* _Records supplied_:
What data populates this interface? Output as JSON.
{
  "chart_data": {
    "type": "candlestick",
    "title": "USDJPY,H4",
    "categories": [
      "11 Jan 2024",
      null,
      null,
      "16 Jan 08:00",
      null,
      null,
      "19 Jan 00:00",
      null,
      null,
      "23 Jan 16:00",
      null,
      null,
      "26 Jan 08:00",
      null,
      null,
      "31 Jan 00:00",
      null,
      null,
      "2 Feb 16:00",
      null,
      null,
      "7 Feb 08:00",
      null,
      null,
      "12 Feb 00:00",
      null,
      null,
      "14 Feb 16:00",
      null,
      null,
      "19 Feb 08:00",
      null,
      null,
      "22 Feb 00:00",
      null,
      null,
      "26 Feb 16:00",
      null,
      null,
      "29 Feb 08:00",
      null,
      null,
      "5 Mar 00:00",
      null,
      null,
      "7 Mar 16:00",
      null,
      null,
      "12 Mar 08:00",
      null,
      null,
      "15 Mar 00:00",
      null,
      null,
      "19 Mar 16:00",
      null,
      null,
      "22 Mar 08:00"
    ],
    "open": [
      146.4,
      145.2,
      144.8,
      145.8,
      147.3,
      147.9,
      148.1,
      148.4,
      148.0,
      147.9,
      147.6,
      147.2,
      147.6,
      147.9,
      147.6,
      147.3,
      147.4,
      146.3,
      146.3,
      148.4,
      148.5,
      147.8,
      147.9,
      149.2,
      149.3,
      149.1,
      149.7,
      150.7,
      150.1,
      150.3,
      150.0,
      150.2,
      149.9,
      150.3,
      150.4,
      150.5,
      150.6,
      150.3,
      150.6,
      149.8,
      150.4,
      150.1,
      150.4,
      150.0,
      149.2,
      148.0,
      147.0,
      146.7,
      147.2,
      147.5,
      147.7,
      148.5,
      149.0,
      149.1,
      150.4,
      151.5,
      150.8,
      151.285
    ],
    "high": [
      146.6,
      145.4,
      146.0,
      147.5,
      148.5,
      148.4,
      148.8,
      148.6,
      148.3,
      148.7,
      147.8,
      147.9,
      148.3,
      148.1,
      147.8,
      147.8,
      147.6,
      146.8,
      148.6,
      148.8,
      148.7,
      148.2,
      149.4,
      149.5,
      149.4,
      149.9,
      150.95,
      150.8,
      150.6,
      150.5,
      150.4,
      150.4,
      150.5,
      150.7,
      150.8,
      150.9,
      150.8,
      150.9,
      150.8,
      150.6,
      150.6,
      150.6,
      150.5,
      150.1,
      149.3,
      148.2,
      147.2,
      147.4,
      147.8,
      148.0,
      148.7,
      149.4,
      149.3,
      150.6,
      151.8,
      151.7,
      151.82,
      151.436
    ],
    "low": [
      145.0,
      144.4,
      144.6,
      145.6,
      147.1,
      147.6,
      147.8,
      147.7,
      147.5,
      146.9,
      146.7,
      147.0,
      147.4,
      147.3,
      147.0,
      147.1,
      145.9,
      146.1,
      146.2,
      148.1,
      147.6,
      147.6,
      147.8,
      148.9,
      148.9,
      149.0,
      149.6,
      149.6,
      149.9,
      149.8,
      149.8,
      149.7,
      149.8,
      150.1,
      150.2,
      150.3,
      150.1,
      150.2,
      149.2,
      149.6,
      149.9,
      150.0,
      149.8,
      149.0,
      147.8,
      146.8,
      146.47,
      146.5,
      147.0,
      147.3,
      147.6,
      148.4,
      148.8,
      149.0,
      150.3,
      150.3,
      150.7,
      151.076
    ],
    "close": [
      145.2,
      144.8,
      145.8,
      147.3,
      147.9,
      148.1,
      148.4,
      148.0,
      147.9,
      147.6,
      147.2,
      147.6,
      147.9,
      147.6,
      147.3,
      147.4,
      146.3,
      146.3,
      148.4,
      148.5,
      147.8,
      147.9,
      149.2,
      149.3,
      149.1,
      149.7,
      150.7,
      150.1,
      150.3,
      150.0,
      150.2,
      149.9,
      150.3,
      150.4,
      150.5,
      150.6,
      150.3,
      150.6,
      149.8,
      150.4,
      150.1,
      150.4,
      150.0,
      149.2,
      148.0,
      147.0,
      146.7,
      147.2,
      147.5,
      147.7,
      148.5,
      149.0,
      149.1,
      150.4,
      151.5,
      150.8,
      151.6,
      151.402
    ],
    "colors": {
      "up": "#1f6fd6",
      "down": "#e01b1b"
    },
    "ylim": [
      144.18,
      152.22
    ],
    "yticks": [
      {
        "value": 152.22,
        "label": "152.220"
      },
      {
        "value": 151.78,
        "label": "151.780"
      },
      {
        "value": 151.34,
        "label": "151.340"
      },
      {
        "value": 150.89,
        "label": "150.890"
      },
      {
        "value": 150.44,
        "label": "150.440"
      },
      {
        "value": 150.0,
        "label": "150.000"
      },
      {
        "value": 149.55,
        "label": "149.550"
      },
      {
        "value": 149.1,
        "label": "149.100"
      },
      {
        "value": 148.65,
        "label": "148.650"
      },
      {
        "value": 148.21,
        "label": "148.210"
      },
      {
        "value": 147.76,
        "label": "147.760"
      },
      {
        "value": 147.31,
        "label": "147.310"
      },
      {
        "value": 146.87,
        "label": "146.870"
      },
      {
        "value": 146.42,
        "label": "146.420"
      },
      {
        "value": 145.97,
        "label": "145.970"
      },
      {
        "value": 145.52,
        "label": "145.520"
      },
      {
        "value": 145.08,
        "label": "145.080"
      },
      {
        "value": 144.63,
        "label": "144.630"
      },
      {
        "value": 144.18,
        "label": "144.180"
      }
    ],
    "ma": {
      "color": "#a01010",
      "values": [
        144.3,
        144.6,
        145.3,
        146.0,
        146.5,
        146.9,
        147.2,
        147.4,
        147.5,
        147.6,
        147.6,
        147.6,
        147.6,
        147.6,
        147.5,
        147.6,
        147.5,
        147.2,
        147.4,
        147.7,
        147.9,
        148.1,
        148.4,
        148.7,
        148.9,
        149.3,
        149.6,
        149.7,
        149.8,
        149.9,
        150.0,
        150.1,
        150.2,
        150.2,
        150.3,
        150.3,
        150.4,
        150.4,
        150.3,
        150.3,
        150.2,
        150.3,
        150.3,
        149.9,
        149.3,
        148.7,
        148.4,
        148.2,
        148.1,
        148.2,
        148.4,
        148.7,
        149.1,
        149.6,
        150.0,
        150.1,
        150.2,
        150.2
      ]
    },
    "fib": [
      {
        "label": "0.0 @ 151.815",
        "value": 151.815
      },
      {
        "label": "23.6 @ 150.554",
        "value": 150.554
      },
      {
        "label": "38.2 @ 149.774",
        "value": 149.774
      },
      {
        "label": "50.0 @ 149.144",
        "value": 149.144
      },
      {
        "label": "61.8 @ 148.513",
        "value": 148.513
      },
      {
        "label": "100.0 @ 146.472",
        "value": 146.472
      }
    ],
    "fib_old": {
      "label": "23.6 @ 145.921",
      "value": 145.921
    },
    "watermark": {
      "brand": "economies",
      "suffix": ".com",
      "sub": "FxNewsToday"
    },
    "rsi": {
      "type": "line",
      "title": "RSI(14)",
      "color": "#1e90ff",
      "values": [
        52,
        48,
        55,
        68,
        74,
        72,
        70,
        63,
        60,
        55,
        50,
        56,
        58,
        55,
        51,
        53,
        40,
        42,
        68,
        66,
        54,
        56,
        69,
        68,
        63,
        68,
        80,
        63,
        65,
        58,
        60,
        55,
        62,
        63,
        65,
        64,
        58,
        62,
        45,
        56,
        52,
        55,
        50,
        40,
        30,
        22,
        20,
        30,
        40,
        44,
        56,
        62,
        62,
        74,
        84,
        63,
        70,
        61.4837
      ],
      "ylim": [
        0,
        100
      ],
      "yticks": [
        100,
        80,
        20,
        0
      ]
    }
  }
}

* _Aim_: Print all of the entries exactly as they appear.

* _Answer to this task_:
What data populates this interface? Output as JSON.
{
  "chart_data": {
    "type": "candlestick",
    "title": "USDJPY,H4",
    "categories": [
      "11 Jan 2024",
      null,
      null,
      "16 Jan 08:00",
      null,
      null,
      "19 Jan 00:00",
      null,
      null,
      "23 Jan 16:00",
      null,
      null,
      "26 Jan 08:00",
      null,
      null,
      "31 Jan 00:00",
      null,
      null,
      "2 Feb 16:00",
      null,
      null,
      "7 Feb 08:00",
      null,
      null,
      "12 Feb 00:00",
      null,
      null,
      "14 Feb 16:00",
      null,
      null,
      "19 Feb 08:00",
      null,
      null,
      "22 Feb 00:00",
      null,
      null,
      "26 Feb 16:00",
      null,
      null,
      "29 Feb 08:00",
      null,
      null,
      "5 Mar 00:00",
      null,
      null,
      "7 Mar 16:00",
      null,
      null,
      "12 Mar 08:00",
      null,
      null,
      "15 Mar 00:00",
      null,
      null,
      "19 Mar 16:00",
      null,
      null,
      "22 Mar 08:00"
    ],
    "open": [
      146.4,
      145.2,
      144.8,
      145.8,
      147.3,
      147.9,
      148.1,
      148.4,
      148.0,
      147.9,
      147.6,
      147.2,
      147.6,
      147.9,
      147.6,
      147.3,
      147.4,
      146.3,
      146.3,
      148.4,
      148.5,
      147.8,
      147.9,
      149.2,
      149.3,
      149.1,
      149.7,
      150.7,
      150.1,
      150.3,
      150.0,
      150.2,
      149.9,
      150.3,
      150.4,
      150.5,
      150.6,
      150.3,
      150.6,
      149.8,
      150.4,
      150.1,
      150.4,
      150.0,
      149.2,
      148.0,
      147.0,
      146.7,
      147.2,
      147.5,
      147.7,
      148.5,
      149.0,
      149.1,
      150.4,
      151.5,
      150.8,
      151.285
    ],
    "high": [
      146.6,
      145.4,
      146.0,
      147.5,
      148.5,
      148.4,
      148.8,
      148.6,
      148.3,
      148.7,
      147.8,
      147.9,
      148.3,
      148.1,
      147.8,
      147.8,
      147.6,
      146.8,
      148.6,
      148.8,
      148.7,
      148.2,
      149.4,
      149.5,
      149.4,
      149.9,
      150.95,
      150.8,
      150.6,
      150.5,
      150.4,
      150.4,
      150.5,
      150.7,
      150.8,
      150.9,
      150.8,
      150.9,
      150.8,
      150.6,
      150.6,
      150.6,
      150.5,
      150.1,
      149.3,
      148.2,
      147.2,
      147.4,
      147.8,
      148.0,
      148.7,
      149.4,
      149.3,
      150.6,
      151.8,
      151.7,
      151.82,
      151.436
    ],
    "low": [
      145.0,
      144.4,
      144.6,
      145.6,
      147.1,
      147.6,
      147.8,
      147.7,
      147.5,
      146.9,
      146.7,
      147.0,
      147.4,
      147.3,
      147.0,
      147.1,
      145.9,
      146.1,
      146.2,
      148.1,
      147.6,
      147.6,
      147.8,
      148.9,
      148.9,
      149.0,
      149.6,
      149.6,
      149.9,
      149.8,
      149.8,
      149.7,
      149.8,
      150.1,
      150.2,
      150.3,
      150.1,
      150.2,
      149.2,
      149.6,
      149.9,
      150.0,
      149.8,
      149.0,
      147.8,
      146.8,
      146.47,
      146.5,
      147.0,
      147.3,
      147.6,
      148.4,
      148.8,
      149.0,
      150.3,
      150.3,
      150.7,
      151.076
    ],
    "close": [
      145.2,
      144.8,
      145.8,
      147.3,
      147.9,
      148.1,
      148.4,
      148.0,
      147.9,
      147.6,
      147.2,
      147.6,
      147.9,
      147.6,
      147.3,
      147.4,
      146.3,
      146.3,
      148.4,
      148.5,
      147.8,
      147.9,
      149.2,
      149.3,
      149.1,
      149.7,
      150.7,
      150.1,
      150.3,
      150.0,
      150.2,
      149.9,
      150.3,
      150.4,
      150.5,
      150.6,
      150.3,
      150.6,
      149.8,
      150.4,
      150.1,
      150.4,
      150.0,
      149.2,
      148.0,
      147.0,
      146.7,
      147.2,
      147.5,
      147.7,
      148.5,
      149.0,
      149.1,
      150.4,
      151.5,
      150.8,
      151.6,
      151.402
    ],
    "colors": {
      "up": "#1f6fd6",
      "down": "#e01b1b"
    },
    "ylim": [
      144.18,
      152.22
    ],
    "yticks": [
      {
        "value": 152.22,
        "label": "152.220"
      },
      {
        "value": 151.78,
        "label": "151.780"
      },
      {
        "value": 151.34,
        "label": "151.340"
      },
      {
        "value": 150.89,
        "label": "150.890"
      },
      {
        "value": 150.44,
        "label": "150.440"
      },
      {
        "value": 150.0,
        "label": "150.000"
      },
      {
        "value": 149.55,
        "label": "149.550"
      },
      {
        "value": 149.1,
        "label": "149.100"
      },
      {
        "value": 148.65,
        "label": "148.650"
      },
      {
        "value": 148.21,
        "label": "148.210"
      },
      {
        "value": 147.76,
        "label": "147.760"
      },
      {
        "value": 147.31,
        "label": "147.310"
      },
      {
        "value": 146.87,
        "label": "146.870"
      },
      {
        "value": 146.42,
        "label": "146.420"
      },
      {
        "value": 145.97,
        "label": "145.970"
      },
      {
        "value": 145.52,
        "label": "145.520"
      },
      {
        "value": 145.08,
        "label": "145.080"
      },
      {
        "value": 144.63,
        "label": "144.630"
      },
      {
        "value": 144.18,
        "label": "144.180"
      }
    ],
    "ma": {
      "color": "#a01010",
      "values": [
        144.3,
        144.6,
        145.3,
        146.0,
        146.5,
        146.9,
        147.2,
        147.4,
        147.5,
        147.6,
        147.6,
        147.6,
        147.6,
        147.6,
        147.5,
        147.6,
        147.5,
        147.2,
        147.4,
        147.7,
        147.9,
        148.1,
        148.4,
        148.7,
        148.9,
        149.3,
        149.6,
        149.7,
        149.8,
        149.9,
        150.0,
        150.1,
        150.2,
        150.2,
        150.3,
        150.3,
        150.4,
        150.4,
        150.3,
        150.3,
        150.2,
        150.3,
        150.3,
        149.9,
        149.3,
        148.7,
        148.4,
        148.2,
        148.1,
        148.2,
        148.4,
        148.7,
        149.1,
        149.6,
        150.0,
        150.1,
        150.2,
        150.2
      ]
    },
    "fib": [
      {
        "label": "0.0 @ 151.815",
        "value": 151.815
      },
      {
        "label": "23.6 @ 150.554",
        "value": 150.554
      },
      {
        "label": "38.2 @ 149.774",
        "value": 149.774
      },
      {
        "label": "50.0 @ 149.144",
        "value": 149.144
      },
      {
        "label": "61.8 @ 148.513",
        "value": 148.513
      },
      {
        "label": "100.0 @ 146.472",
        "value": 146.472
      }
    ],
    "fib_old": {
      "label": "23.6 @ 145.921",
      "value": 145.921
    },
    "watermark": {
      "brand": "economies",
      "suffix": ".com",
      "sub": "FxNewsToday"
    },
    "rsi": {
      "type": "line",
      "title": "RSI(14)",
      "color": "#1e90ff",
      "values": [
        52,
        48,
        55,
        68,
        74,
        72,
        70,
        63,
        60,
        55,
        50,
        56,
        58,
        55,
        51,
        53,
        40,
        42,
        68,
        66,
        54,
        56,
        69,
        68,
        63,
        68,
        80,
        63,
        65,
        58,
        60,
        55,
        62,
        63,
        65,
        64,
        58,
        62,
        45,
        56,
        52,
        55,
        50,
        40,
        30,
        22,
        20,
        30,
        40,
        44,
        56,
        62,
        62,
        74,
        84,
        63,
        70,
        61.4837
      ],
      "ylim": [
        0,
        100
      ],
      "yticks": [
        100,
        80,
        20,
        0
      ]
    }
  }
}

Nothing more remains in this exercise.